RECORDS FOR THIS EXERCISE:
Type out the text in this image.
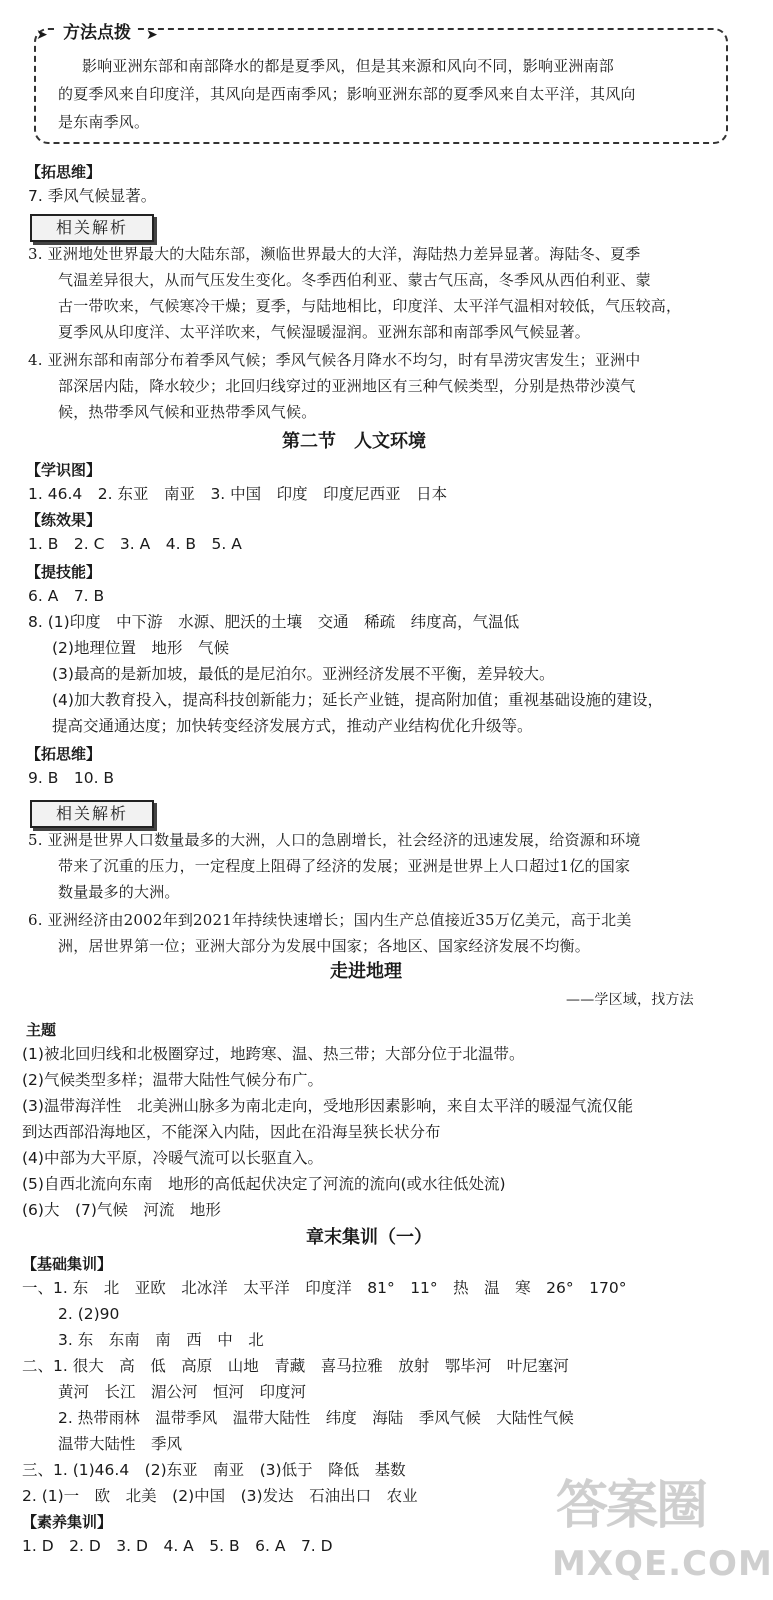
➤	➤
方法点拨
影响亚洲东部和南部降水的都是夏季风，但是其来源和风向不同，影响亚洲南部
的夏季风来自印度洋，其风向是西南季风；影响亚洲东部的夏季风来自太平洋，其风向
是东南季风。
【拓思维】
7. 季风气候显著。
相关解析
3. 亚洲地处世界最大的大陆东部，濒临世界最大的大洋，海陆热力差异显著。海陆冬、夏季
气温差异很大，从而气压发生变化。冬季西伯利亚、蒙古气压高，冬季风从西伯利亚、蒙
古一带吹来，气候寒冷干燥；夏季，与陆地相比，印度洋、太平洋气温相对较低，气压较高，
夏季风从印度洋、太平洋吹来，气候湿暖湿润。亚洲东部和南部季风气候显著。
4. 亚洲东部和南部分布着季风气候；季风气候各月降水不均匀，时有旱涝灾害发生；亚洲中
部深居内陆，降水较少；北回归线穿过的亚洲地区有三种气候类型，分别是热带沙漠气
候，热带季风气候和亚热带季风气候。
第二节　人文环境
【学识图】
1. 46.4　2. 东亚　南亚　3. 中国　印度　印度尼西亚　日本
【练效果】
1. B　2. C　3. A　4. B　5. A
【提技能】
6. A　7. B
8. (1)印度　中下游　水源、肥沃的土壤　交通　稀疏　纬度高，气温低
(2)地理位置　地形　气候
(3)最高的是新加坡，最低的是尼泊尔。亚洲经济发展不平衡，差异较大。
(4)加大教育投入，提高科技创新能力；延长产业链，提高附加值；重视基础设施的建设，
提高交通通达度；加快转变经济发展方式，推动产业结构优化升级等。
【拓思维】
9. B　10. B
相关解析
5. 亚洲是世界人口数量最多的大洲，人口的急剧增长，社会经济的迅速发展，给资源和环境
带来了沉重的压力，一定程度上阻碍了经济的发展；亚洲是世界上人口超过1亿的国家
数量最多的大洲。
6. 亚洲经济由2002年到2021年持续快速增长；国内生产总值接近35万亿美元，高于北美
洲，居世界第一位；亚洲大部分为发展中国家；各地区、国家经济发展不均衡。
走进地理
——学区域，找方法
主题
(1)被北回归线和北极圈穿过，地跨寒、温、热三带；大部分位于北温带。
(2)气候类型多样；温带大陆性气候分布广。
(3)温带海洋性　北美洲山脉多为南北走向，受地形因素影响，来自太平洋的暖湿气流仅能
到达西部沿海地区，不能深入内陆，因此在沿海呈狭长状分布
(4)中部为大平原，冷暖气流可以长驱直入。
(5)自西北流向东南　地形的高低起伏决定了河流的流向(或水往低处流)
(6)大　(7)气候　河流　地形
章末集训（一）
【基础集训】
一、1. 东　北　亚欧　北冰洋　太平洋　印度洋　81°　11°　热　温　寒　26°　170°
2. (2)90
3. 东　东南　南　西　中　北
二、1. 很大　高　低　高原　山地　青藏　喜马拉雅　放射　鄂毕河　叶尼塞河
黄河　长江　湄公河　恒河　印度河
2. 热带雨林　温带季风　温带大陆性　纬度　海陆　季风气候　大陆性气候
温带大陆性　季风
三、1. (1)46.4　(2)东亚　南亚　(3)低于　降低　基数
2. (1)一　欧　北美　(2)中国　(3)发达　石油出口　农业
【素养集训】
1. D　2. D　3. D　4. A　5. B　6. A　7. D
答案圈
MXQE.COM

WHAT THE TASK ASKS:
Restate the whole listing above exactly, please, omitting every image.

EXERCISE SOLUTION:
Type out the text in this image.
➤	➤
方法点拨
影响亚洲东部和南部降水的都是夏季风，但是其来源和风向不同，影响亚洲南部
的夏季风来自印度洋，其风向是西南季风；影响亚洲东部的夏季风来自太平洋，其风向
是东南季风。
【拓思维】
7. 季风气候显著。
相关解析
3. 亚洲地处世界最大的大陆东部，濒临世界最大的大洋，海陆热力差异显著。海陆冬、夏季
气温差异很大，从而气压发生变化。冬季西伯利亚、蒙古气压高，冬季风从西伯利亚、蒙
古一带吹来，气候寒冷干燥；夏季，与陆地相比，印度洋、太平洋气温相对较低，气压较高，
夏季风从印度洋、太平洋吹来，气候湿暖湿润。亚洲东部和南部季风气候显著。
4. 亚洲东部和南部分布着季风气候；季风气候各月降水不均匀，时有旱涝灾害发生；亚洲中
部深居内陆，降水较少；北回归线穿过的亚洲地区有三种气候类型，分别是热带沙漠气
候，热带季风气候和亚热带季风气候。
第二节　人文环境
【学识图】
1. 46.4　2. 东亚　南亚　3. 中国　印度　印度尼西亚　日本
【练效果】
1. B　2. C　3. A　4. B　5. A
【提技能】
6. A　7. B
8. (1)印度　中下游　水源、肥沃的土壤　交通　稀疏　纬度高，气温低
(2)地理位置　地形　气候
(3)最高的是新加坡，最低的是尼泊尔。亚洲经济发展不平衡，差异较大。
(4)加大教育投入，提高科技创新能力；延长产业链，提高附加值；重视基础设施的建设，
提高交通通达度；加快转变经济发展方式，推动产业结构优化升级等。
【拓思维】
9. B　10. B
相关解析
5. 亚洲是世界人口数量最多的大洲，人口的急剧增长，社会经济的迅速发展，给资源和环境
带来了沉重的压力，一定程度上阻碍了经济的发展；亚洲是世界上人口超过1亿的国家
数量最多的大洲。
6. 亚洲经济由2002年到2021年持续快速增长；国内生产总值接近35万亿美元，高于北美
洲，居世界第一位；亚洲大部分为发展中国家；各地区、国家经济发展不均衡。
走进地理
——学区域，找方法
主题
(1)被北回归线和北极圈穿过，地跨寒、温、热三带；大部分位于北温带。
(2)气候类型多样；温带大陆性气候分布广。
(3)温带海洋性　北美洲山脉多为南北走向，受地形因素影响，来自太平洋的暖湿气流仅能
到达西部沿海地区，不能深入内陆，因此在沿海呈狭长状分布
(4)中部为大平原，冷暖气流可以长驱直入。
(5)自西北流向东南　地形的高低起伏决定了河流的流向(或水往低处流)
(6)大　(7)气候　河流　地形
章末集训（一）
【基础集训】
一、1. 东　北　亚欧　北冰洋　太平洋　印度洋　81°　11°　热　温　寒　26°　170°
2. (2)90
3. 东　东南　南　西　中　北
二、1. 很大　高　低　高原　山地　青藏　喜马拉雅　放射　鄂毕河　叶尼塞河
黄河　长江　湄公河　恒河　印度河
2. 热带雨林　温带季风　温带大陆性　纬度　海陆　季风气候　大陆性气候
温带大陆性　季风
三、1. (1)46.4　(2)东亚　南亚　(3)低于　降低　基数
2. (1)一　欧　北美　(2)中国　(3)发达　石油出口　农业
【素养集训】
1. D　2. D　3. D　4. A　5. B　6. A　7. D
答案圈
MXQE.COM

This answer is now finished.